# GIVEN REQUEST
The exercise asks you to copy every line below in which "整治规范一批" appears.
== THE RECORDS ==
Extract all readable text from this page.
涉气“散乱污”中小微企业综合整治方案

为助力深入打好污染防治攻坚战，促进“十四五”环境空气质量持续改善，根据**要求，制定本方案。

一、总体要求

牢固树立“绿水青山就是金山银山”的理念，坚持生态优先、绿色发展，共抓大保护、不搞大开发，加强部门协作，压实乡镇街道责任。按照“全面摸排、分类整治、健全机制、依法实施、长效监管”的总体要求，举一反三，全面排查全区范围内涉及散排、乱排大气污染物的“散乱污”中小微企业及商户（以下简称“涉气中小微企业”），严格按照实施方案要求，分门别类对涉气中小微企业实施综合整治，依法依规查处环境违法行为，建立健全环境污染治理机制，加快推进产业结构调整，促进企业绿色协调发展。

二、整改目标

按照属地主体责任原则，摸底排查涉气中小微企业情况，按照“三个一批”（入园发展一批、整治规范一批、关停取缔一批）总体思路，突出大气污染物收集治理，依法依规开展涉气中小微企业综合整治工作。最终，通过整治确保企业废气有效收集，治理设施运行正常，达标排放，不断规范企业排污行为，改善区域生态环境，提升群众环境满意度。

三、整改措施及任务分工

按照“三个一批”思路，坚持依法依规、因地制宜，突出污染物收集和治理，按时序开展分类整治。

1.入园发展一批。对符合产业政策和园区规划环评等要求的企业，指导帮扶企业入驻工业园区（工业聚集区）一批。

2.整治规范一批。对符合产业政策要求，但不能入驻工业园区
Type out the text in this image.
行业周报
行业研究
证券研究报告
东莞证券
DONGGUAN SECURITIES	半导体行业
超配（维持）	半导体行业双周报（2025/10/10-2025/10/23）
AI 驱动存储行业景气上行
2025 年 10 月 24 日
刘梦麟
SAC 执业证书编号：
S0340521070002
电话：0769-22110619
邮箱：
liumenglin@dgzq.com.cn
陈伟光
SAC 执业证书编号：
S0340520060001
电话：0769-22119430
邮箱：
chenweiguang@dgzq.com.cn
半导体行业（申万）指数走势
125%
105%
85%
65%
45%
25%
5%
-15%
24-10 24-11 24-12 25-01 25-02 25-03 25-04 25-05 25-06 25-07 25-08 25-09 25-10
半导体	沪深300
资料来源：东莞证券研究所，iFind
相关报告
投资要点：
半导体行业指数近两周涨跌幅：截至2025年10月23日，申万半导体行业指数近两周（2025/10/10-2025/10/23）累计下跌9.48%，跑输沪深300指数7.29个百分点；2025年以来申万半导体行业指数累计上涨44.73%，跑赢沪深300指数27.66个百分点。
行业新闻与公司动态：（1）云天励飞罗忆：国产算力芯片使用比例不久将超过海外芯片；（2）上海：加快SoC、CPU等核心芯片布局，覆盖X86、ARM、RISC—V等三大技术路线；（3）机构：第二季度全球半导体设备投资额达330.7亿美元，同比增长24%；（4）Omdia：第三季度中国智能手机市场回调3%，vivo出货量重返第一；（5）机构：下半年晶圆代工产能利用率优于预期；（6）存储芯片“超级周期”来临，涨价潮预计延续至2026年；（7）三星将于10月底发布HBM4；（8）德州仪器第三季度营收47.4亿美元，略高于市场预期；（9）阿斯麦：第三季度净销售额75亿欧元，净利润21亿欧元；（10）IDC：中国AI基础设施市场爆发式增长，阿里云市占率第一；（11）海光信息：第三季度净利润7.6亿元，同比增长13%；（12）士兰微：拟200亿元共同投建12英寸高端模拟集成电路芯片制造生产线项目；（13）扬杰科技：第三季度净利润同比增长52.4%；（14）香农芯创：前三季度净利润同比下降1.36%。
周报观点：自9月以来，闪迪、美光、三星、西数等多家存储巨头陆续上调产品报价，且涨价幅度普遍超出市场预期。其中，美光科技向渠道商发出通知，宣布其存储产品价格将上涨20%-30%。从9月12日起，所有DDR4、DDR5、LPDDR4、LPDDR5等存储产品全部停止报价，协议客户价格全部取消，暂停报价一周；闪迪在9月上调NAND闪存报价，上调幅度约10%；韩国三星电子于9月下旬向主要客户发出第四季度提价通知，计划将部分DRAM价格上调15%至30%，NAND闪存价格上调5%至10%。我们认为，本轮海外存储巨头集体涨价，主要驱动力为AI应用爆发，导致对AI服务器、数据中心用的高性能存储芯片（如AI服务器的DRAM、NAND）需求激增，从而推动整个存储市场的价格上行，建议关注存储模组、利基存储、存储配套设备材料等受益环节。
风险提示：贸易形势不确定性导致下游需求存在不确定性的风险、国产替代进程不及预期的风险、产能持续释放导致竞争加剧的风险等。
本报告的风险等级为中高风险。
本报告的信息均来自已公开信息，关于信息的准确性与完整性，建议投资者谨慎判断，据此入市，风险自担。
===
# THE OUTPUT
按照属地主体责任原则，摸底排查涉气中小微企业情况，按照“三个一批”（入园发展一批、整治规范一批、关停取缔一批）总体思路，突出大气污染物收集治理，依法依规开展涉气中小微企业综合整治工作。最终，通过整治确保企业废气有效收集，治理设施运行正常，达标排放，不断规范企业排污行为，改善区域生态环境，提升群众环境满意度。
2.整治规范一批。对符合产业政策要求，但不能入驻工业园区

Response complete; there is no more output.